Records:
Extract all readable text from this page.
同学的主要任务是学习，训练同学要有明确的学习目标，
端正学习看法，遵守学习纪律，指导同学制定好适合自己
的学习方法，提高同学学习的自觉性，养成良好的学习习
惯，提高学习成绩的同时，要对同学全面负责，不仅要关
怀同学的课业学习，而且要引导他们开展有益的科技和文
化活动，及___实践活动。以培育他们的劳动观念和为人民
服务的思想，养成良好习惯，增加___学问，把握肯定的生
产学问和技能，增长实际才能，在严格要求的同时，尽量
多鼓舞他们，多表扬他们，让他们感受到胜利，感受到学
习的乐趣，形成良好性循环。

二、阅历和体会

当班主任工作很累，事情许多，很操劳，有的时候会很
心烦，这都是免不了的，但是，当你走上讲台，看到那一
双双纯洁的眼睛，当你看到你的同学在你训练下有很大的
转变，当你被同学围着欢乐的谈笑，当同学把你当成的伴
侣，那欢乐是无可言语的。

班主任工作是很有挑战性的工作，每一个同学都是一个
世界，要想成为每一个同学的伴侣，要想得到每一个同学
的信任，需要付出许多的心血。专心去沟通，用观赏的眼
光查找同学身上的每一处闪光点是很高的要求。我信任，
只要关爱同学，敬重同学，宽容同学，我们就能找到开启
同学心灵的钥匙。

--

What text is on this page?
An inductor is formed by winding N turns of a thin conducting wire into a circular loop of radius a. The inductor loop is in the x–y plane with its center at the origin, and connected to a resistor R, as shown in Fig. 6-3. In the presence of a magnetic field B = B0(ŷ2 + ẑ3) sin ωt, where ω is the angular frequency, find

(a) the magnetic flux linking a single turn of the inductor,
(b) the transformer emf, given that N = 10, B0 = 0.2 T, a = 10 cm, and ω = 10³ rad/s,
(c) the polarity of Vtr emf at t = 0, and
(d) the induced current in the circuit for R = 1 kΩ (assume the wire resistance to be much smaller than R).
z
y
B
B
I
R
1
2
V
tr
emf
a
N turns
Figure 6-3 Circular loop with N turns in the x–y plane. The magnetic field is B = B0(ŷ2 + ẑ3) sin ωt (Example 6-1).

[EXERCISE]
Find every line that holds "turns" and copy it.

[EXPECTED ANSWER]
An inductor is formed by winding N turns of a thin conducting wire into a circular loop of radius a. The inductor loop is in the x–y plane with its center at the origin, and connected to a resistor R, as shown in Fig. 6-3. In the presence of a magnetic field B = B0(ŷ2 + ẑ3) sin ωt, where ω is the angular frequency, find
N turns
Figure 6-3 Circular loop with N turns in the x–y plane. The magnetic field is B = B0(ŷ2 + ẑ3) sin ωt (Example 6-1).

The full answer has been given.